### Stated goal
From the entries below, pull out each line where "состоящее" appears.

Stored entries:
__________________________________________________

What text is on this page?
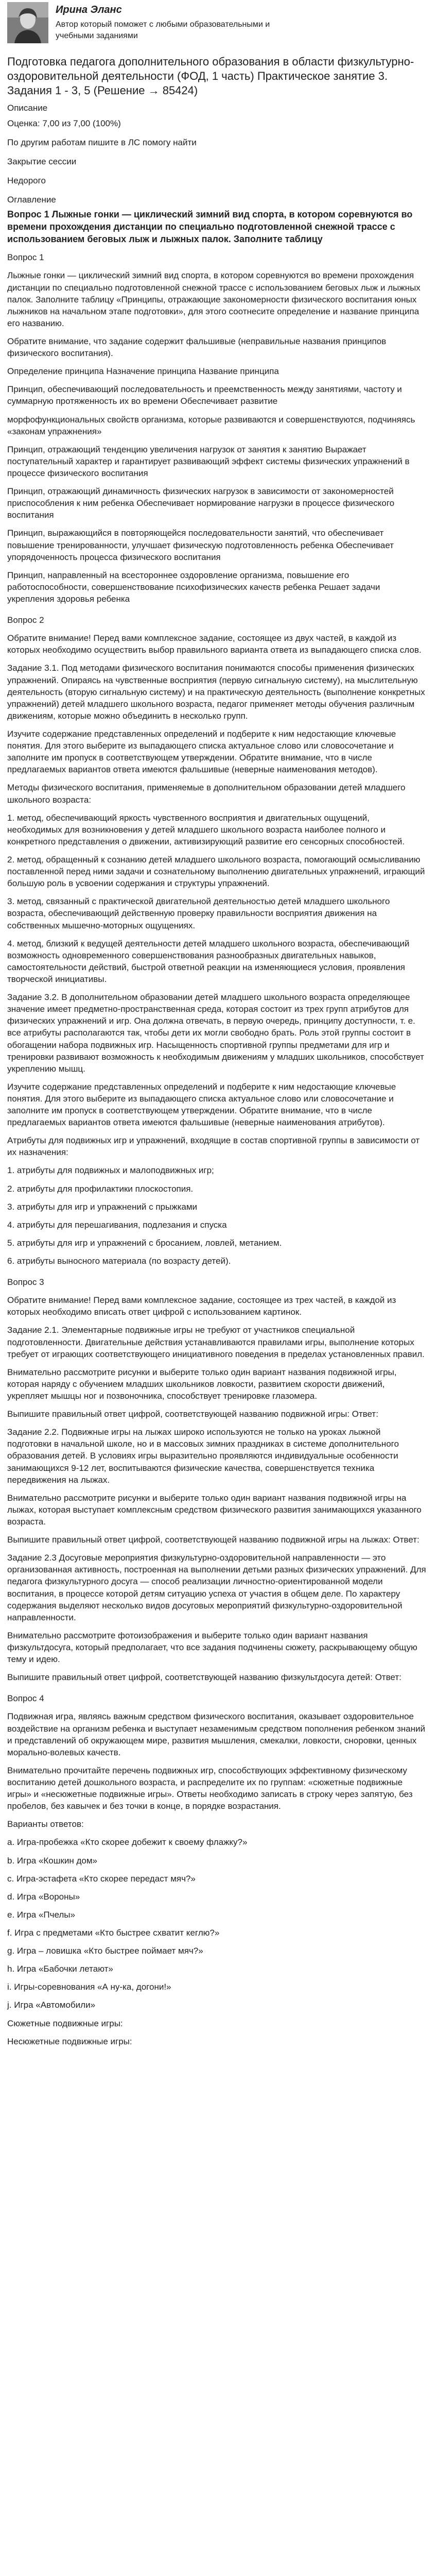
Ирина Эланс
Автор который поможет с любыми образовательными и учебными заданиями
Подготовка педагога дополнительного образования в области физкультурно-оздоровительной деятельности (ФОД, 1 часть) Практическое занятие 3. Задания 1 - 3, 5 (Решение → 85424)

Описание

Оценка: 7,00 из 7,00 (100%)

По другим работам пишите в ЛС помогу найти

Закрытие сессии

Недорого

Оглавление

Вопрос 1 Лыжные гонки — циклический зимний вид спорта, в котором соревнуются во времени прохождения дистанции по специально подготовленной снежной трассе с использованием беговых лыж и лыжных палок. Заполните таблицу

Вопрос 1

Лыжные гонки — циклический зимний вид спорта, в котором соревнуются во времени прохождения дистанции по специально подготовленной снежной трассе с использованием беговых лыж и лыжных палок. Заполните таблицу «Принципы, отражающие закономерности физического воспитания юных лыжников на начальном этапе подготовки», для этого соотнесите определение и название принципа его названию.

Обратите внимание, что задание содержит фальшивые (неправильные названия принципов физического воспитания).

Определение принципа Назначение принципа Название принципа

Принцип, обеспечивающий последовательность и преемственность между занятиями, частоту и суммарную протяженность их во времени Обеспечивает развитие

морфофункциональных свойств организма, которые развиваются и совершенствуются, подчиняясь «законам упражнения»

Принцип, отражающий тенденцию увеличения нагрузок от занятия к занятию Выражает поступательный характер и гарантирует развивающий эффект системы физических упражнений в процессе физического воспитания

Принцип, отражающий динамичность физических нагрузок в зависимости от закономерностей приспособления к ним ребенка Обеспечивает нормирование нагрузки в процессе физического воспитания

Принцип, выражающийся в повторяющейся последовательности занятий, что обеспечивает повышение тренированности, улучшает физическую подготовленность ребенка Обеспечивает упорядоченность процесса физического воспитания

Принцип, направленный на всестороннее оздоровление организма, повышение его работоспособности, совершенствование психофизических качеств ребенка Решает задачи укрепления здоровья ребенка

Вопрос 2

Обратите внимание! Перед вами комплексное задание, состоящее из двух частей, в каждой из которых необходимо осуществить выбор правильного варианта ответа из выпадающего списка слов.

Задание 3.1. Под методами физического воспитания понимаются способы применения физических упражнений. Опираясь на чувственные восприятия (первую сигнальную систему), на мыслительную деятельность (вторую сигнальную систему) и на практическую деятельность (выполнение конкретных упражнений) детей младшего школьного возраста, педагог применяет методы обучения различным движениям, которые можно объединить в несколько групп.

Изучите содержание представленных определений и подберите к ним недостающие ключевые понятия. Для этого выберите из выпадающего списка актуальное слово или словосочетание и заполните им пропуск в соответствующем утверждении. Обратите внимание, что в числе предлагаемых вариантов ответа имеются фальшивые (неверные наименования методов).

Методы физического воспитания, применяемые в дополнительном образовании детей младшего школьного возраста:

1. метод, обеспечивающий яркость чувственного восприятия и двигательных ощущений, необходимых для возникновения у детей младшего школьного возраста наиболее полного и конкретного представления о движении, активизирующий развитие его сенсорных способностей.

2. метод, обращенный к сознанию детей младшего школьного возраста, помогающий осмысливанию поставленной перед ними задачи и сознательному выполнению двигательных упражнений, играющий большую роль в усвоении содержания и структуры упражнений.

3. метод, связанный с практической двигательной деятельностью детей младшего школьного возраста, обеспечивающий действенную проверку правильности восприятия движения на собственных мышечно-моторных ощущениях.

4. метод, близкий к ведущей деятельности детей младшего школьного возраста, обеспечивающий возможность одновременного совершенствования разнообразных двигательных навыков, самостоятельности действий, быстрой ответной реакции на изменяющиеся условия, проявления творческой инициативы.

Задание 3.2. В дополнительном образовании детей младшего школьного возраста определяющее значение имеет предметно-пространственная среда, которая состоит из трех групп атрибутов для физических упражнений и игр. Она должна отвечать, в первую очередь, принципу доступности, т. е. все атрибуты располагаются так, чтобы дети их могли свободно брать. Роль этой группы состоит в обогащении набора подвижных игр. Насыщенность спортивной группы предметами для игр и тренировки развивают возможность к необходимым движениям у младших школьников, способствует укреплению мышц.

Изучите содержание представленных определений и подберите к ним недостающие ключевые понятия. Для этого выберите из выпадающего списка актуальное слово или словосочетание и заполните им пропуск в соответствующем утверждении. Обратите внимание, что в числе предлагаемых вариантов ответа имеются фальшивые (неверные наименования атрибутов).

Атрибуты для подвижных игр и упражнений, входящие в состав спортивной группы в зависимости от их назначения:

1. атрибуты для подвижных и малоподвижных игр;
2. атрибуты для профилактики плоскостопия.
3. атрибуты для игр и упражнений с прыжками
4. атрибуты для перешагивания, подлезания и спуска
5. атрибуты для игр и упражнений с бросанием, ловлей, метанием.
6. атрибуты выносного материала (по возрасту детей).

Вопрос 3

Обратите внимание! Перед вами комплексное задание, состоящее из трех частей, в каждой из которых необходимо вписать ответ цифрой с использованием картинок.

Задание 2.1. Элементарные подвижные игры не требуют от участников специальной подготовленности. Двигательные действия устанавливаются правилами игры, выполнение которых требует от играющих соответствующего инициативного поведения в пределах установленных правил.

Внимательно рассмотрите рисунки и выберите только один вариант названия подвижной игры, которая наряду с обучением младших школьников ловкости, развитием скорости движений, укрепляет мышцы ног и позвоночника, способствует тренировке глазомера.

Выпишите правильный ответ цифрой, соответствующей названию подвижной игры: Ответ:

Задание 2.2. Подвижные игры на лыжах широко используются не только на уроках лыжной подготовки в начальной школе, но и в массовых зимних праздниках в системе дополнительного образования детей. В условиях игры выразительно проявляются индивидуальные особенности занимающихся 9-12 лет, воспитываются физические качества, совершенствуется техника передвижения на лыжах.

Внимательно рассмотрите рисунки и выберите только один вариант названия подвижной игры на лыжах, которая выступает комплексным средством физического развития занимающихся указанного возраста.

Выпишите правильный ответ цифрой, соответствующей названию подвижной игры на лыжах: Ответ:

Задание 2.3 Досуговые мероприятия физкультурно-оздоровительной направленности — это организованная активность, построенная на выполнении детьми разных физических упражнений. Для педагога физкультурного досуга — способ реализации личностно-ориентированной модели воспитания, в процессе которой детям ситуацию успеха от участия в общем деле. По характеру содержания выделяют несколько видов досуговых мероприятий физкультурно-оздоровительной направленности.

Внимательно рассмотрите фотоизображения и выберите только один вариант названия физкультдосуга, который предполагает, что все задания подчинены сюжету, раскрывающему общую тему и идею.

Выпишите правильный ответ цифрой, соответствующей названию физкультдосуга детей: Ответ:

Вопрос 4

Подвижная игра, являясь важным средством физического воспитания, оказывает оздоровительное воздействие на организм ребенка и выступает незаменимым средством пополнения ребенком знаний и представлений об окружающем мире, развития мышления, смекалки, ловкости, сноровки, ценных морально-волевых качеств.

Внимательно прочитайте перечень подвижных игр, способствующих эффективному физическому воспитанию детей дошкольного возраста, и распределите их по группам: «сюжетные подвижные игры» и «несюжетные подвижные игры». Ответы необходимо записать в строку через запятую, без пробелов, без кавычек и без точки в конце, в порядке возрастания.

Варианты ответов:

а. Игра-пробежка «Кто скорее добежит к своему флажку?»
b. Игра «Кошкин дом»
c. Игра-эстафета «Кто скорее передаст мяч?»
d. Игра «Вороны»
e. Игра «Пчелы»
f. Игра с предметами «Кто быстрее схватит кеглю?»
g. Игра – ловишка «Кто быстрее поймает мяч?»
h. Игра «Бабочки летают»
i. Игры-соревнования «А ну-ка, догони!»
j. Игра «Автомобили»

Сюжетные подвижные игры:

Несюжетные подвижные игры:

__________________________________________________

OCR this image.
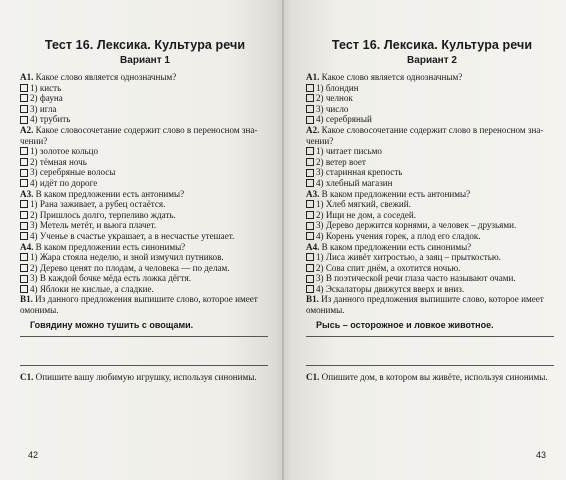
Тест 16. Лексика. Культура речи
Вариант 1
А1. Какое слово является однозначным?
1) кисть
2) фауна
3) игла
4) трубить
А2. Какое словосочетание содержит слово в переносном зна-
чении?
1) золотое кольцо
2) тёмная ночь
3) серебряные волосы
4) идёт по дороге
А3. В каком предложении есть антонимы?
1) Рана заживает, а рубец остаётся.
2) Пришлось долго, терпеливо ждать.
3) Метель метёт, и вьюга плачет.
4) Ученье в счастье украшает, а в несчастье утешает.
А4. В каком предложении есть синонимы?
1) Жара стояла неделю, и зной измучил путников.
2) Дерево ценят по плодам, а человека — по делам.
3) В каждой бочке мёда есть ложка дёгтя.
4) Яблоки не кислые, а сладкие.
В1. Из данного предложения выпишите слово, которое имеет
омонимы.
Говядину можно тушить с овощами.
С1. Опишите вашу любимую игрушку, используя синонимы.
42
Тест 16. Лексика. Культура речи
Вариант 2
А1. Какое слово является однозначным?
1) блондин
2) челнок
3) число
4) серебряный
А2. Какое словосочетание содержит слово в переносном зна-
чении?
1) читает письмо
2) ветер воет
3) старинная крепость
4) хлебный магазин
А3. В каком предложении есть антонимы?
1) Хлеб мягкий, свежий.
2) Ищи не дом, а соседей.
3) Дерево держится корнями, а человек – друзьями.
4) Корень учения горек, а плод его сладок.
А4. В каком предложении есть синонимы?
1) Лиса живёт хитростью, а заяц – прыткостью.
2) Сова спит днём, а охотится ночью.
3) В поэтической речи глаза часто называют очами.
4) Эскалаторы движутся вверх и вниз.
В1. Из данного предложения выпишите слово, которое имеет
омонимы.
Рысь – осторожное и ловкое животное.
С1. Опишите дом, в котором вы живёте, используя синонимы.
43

__________________________________________________

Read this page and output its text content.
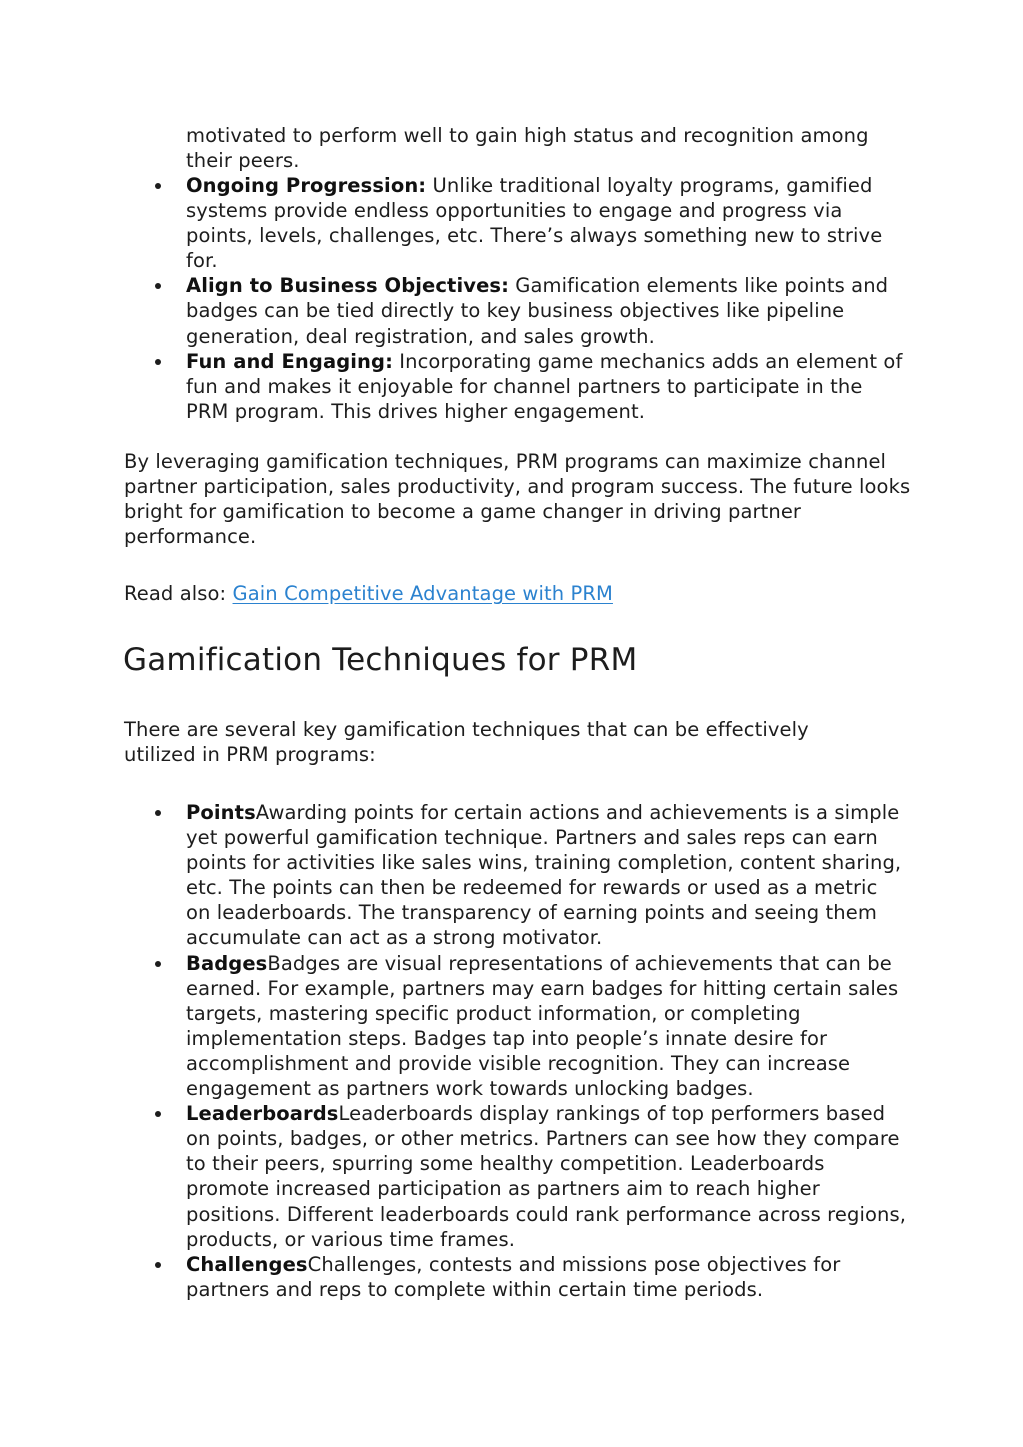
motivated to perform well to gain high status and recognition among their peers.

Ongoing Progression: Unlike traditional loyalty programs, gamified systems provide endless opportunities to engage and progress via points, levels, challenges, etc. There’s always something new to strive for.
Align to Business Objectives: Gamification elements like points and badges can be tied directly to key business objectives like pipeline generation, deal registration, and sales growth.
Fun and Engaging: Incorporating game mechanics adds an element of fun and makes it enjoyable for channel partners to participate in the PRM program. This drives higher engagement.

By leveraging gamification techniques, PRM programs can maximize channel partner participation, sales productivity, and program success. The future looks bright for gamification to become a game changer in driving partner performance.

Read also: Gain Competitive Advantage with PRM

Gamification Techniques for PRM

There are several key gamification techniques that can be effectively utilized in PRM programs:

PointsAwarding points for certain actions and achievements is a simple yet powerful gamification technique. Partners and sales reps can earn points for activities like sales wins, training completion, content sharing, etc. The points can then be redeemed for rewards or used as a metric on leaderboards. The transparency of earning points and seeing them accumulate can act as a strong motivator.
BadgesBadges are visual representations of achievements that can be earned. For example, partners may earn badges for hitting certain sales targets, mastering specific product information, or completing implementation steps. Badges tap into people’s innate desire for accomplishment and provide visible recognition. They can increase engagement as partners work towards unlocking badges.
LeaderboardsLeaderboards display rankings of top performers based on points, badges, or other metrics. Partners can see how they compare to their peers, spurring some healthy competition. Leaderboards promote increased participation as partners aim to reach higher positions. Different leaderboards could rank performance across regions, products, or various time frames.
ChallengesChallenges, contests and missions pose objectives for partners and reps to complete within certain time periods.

__________________________________________________

### Correct answer
Обратите внимание! Перед вами комплексное задание, состоящее из двух частей, в каждой из которых необходимо осуществить выбор правильного варианта ответа из выпадающего списка слов.
Обратите внимание! Перед вами комплексное задание, состоящее из трех частей, в каждой из которых необходимо вписать ответ цифрой с использованием картинок.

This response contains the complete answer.